→ Requirement: List every question that follows the line "I ask you –" in the training blog post below.

→ Text under study:
§ §
Pay very close attention
It’s probably best this way. I couldn’t imagine Texas being anything other than the hot state it is. Let’s not get started on global warming and climate change. If things go as the all-knowing meteorologists predict, it will most likely hit 105 sweltering degrees some time this week and I’ll be forced to make a decision well out of my control so I best get started deciding now. I took a short break two weeks ago to mull over this issue. Well…actually…hormones and laziness got to me so I decided to skip runs 3 & 4 and focus on recharging my batteries. The body can only take so much GO, GO, GO before it warns you that you may be demanding too much. Besides, breaks are as important (perhaps more important) than the gas pedal. Knowing when to stop is complicated and requires heeding the warning signs. I’m slowly figuring this out.
My trusty trail
Nonetheless, the show must go on! On the bright side there’s only about 5 more months of hot weather which delivers me right to the doorstep of the marathon. How thoughtful. Though I’m hopefully kidding. It will surely become more manageable as time marches on. Not lost on me is the distrust I have in my body now. Performance is based on all cylinders correctly firing at the right time to produce optimal results. Without my temperature regulator, or with a confused regulator, I’m hesitant to push past the point of no return. I guess that’s why God made Fall.
________________
I ask you –
Training for anything? Do tell!
Is your workplace returning to “normal”? What does that look like for you?
Last week was hell. But the good kind of hell. Let’s not mince words and get to the point.
Home sweet home
If you hedged your bets on me not returning to the gym opening day all I can say is I hope you didn’t lose a lot of money. Because I was there. Granted it was 2.5 hours after they officially unlocked the doors, but, hey, I had to work that day so my options were limited.
Needless to say – or is it needed? – I completely broke apart every muscle group minus glutes/legs/anything below the pelvis. It felt incredible! Seems those home workouts were lackluster at best. As the week wore on and DOMS (delayed onset muscle soreness, aka the true hell that sets in to muscles when you’ve pretty much over taxed them) set in, I was located on the couch, unable to move, but so proud of myself. This is the beginning stages of some type of masochism.
§ §
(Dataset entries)
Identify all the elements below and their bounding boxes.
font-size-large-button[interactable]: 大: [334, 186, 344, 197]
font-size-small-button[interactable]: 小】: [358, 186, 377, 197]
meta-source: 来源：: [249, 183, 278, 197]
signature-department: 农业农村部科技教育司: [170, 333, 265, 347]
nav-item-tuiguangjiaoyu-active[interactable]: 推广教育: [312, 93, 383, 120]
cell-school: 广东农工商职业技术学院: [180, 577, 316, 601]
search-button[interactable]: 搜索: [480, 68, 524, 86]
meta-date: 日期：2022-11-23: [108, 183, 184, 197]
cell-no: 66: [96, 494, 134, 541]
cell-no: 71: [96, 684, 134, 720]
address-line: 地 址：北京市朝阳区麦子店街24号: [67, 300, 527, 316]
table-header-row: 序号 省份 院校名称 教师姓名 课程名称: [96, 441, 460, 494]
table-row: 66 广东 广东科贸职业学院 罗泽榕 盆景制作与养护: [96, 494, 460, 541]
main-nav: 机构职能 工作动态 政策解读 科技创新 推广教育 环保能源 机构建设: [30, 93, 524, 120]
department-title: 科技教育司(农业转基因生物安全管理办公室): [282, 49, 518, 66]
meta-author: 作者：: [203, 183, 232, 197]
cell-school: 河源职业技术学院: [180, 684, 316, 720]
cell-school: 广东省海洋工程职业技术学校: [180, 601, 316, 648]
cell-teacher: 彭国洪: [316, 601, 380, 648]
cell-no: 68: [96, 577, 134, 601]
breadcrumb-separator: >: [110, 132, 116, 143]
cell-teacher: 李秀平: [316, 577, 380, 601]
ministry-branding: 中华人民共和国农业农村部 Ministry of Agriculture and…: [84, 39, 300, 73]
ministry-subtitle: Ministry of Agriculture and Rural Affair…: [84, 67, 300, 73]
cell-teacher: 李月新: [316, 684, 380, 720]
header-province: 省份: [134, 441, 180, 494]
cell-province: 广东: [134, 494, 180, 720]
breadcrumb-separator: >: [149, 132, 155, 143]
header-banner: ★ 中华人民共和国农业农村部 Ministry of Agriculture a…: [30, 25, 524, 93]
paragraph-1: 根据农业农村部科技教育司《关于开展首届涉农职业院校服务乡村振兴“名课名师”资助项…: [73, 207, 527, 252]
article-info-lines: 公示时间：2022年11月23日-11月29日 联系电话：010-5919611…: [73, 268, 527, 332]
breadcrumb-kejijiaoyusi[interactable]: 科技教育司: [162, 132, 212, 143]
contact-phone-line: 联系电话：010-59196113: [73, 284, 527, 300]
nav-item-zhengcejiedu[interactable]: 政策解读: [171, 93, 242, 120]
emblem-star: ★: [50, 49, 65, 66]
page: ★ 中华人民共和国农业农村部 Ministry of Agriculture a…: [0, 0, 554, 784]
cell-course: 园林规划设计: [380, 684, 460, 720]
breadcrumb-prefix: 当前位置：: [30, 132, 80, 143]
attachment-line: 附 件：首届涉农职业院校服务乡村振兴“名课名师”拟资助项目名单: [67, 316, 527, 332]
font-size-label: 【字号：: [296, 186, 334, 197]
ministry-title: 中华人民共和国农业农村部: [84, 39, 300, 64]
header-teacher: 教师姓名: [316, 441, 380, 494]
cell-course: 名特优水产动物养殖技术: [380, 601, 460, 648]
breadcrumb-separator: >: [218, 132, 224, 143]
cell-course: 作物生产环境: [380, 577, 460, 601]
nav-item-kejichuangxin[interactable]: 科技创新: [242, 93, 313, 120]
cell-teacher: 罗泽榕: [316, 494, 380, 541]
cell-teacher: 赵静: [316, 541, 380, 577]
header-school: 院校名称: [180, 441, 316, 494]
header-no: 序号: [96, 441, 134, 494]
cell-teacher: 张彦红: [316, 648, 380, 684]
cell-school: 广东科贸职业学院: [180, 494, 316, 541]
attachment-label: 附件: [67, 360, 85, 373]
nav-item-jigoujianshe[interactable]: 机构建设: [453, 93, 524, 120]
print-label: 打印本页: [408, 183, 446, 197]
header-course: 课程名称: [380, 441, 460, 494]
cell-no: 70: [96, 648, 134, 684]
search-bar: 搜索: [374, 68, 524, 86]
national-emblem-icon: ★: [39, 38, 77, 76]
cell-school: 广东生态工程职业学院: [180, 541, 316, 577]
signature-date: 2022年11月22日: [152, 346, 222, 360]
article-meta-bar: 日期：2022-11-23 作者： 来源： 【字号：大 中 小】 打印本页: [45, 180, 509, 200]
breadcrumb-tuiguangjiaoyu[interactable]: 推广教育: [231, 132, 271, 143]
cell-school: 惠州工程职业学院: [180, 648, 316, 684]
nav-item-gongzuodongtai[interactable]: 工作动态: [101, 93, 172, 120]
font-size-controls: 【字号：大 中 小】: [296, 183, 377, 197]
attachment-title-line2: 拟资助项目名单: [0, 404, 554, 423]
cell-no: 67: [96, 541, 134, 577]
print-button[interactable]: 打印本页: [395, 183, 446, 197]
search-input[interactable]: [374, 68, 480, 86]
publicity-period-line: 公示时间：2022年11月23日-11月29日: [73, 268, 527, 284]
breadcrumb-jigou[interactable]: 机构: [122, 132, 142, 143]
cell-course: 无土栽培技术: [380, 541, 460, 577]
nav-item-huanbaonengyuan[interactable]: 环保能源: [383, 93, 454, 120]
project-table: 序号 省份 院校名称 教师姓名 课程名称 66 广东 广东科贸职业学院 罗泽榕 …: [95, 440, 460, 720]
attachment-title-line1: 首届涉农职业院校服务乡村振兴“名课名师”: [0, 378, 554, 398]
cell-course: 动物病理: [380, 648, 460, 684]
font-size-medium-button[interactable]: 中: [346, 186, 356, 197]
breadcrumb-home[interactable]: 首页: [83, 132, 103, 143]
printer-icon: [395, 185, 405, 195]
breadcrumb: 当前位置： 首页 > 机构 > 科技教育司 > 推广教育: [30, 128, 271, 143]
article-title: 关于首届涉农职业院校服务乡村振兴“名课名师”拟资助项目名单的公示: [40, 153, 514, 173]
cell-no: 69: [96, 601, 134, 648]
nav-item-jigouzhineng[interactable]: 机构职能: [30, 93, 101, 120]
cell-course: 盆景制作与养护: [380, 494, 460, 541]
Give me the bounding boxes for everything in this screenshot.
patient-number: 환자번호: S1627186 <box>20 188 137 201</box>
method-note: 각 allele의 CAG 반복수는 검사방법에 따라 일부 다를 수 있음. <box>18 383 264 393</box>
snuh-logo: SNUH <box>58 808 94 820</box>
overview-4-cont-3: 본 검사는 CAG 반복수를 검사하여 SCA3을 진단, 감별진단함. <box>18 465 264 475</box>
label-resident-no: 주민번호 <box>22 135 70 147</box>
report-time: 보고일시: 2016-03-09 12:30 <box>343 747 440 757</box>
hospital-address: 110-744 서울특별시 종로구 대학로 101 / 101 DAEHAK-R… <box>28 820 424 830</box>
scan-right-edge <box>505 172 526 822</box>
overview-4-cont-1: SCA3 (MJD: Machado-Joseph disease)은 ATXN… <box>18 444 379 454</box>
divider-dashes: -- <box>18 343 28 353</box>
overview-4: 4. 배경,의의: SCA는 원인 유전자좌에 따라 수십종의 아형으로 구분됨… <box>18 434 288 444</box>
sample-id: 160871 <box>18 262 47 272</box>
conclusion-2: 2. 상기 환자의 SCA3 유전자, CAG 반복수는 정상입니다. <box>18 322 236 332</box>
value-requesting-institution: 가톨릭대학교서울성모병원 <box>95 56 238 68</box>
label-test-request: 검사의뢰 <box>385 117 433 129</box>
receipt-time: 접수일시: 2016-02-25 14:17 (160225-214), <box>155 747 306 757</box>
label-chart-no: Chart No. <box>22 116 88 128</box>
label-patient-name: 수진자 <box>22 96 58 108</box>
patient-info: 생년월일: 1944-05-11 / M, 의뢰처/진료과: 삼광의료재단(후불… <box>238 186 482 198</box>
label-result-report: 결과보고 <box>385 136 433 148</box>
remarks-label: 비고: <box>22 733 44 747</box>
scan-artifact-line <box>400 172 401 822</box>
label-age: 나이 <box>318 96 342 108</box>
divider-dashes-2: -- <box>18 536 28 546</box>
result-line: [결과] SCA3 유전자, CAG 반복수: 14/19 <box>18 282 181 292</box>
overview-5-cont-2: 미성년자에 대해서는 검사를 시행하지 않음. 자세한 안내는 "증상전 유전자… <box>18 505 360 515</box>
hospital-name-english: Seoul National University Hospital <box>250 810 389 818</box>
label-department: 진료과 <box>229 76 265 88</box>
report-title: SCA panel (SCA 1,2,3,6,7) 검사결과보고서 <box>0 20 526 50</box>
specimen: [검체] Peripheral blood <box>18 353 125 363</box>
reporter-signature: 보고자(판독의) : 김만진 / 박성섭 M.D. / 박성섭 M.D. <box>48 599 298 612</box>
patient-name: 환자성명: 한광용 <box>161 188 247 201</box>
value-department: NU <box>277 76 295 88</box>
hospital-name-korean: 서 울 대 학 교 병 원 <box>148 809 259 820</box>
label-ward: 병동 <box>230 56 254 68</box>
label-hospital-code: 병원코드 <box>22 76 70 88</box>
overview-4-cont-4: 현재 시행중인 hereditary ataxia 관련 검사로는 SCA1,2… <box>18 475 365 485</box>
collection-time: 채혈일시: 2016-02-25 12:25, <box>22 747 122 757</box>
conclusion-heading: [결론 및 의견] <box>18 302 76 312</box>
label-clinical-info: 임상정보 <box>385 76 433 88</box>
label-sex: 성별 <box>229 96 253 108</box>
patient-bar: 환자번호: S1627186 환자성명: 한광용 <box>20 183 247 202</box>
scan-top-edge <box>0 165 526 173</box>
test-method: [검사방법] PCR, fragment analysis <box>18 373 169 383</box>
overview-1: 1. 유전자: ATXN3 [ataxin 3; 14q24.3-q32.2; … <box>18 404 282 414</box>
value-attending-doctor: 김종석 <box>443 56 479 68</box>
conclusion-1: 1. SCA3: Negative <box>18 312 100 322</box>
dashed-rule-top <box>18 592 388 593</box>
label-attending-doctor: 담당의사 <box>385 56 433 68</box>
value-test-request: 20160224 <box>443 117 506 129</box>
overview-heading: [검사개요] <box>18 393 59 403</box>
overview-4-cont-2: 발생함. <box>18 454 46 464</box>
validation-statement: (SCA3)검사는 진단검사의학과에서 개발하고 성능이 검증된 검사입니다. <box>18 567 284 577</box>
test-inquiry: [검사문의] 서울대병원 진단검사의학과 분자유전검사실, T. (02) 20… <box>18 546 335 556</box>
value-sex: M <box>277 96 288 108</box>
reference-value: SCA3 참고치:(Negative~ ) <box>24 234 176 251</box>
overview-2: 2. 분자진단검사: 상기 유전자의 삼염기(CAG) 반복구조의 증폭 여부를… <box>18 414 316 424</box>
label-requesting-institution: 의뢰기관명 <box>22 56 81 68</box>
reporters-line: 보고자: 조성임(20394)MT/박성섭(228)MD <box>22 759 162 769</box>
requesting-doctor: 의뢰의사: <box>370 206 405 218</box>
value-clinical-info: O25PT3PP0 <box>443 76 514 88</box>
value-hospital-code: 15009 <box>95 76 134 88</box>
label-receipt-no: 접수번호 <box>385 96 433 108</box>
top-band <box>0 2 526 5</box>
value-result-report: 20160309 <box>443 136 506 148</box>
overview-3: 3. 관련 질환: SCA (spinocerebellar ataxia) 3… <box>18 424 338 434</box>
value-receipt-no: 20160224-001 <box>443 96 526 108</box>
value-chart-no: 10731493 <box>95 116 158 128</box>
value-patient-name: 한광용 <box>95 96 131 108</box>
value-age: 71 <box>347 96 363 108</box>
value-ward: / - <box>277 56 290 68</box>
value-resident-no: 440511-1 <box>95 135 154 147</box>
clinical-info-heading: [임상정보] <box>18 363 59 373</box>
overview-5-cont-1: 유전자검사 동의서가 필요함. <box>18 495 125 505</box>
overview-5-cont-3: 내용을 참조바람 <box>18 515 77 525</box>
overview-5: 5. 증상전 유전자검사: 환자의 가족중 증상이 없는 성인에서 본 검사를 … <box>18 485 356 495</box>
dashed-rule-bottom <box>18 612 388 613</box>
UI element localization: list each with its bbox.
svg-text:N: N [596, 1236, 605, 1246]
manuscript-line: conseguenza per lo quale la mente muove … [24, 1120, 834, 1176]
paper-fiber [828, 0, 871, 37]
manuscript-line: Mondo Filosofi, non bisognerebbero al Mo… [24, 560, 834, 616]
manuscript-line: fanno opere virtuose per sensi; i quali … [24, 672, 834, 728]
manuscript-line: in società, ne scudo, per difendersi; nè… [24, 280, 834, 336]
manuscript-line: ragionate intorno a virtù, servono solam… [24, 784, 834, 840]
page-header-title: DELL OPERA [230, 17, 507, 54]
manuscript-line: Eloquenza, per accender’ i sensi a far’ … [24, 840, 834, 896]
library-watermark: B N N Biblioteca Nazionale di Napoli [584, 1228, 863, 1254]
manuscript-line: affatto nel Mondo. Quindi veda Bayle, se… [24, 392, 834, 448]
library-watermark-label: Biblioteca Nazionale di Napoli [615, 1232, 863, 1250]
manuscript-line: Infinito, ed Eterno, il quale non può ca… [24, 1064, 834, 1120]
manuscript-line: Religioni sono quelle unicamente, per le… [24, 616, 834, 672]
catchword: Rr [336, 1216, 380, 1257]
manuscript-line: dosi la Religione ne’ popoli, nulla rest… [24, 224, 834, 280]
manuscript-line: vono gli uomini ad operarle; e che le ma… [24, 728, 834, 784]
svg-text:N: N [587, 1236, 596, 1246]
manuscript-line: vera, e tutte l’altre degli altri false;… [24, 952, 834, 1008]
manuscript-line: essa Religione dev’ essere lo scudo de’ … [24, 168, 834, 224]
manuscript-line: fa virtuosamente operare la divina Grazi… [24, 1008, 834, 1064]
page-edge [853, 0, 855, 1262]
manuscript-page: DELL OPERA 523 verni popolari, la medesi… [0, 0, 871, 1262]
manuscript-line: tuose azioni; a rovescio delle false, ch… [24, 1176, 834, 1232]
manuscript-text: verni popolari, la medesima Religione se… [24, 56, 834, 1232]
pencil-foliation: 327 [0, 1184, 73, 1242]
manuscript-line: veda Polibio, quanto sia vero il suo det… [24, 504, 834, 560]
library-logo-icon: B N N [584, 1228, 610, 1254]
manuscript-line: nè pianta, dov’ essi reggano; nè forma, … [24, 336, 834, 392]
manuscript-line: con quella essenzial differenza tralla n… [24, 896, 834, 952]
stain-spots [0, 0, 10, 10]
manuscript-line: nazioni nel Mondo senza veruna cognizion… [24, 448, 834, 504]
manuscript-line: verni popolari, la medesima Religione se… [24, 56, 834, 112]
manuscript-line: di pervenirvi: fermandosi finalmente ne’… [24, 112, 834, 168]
§ §
→ Task response:
- Training for anything?
- Is your workplace returning to "normal"?
- What does that look like for you?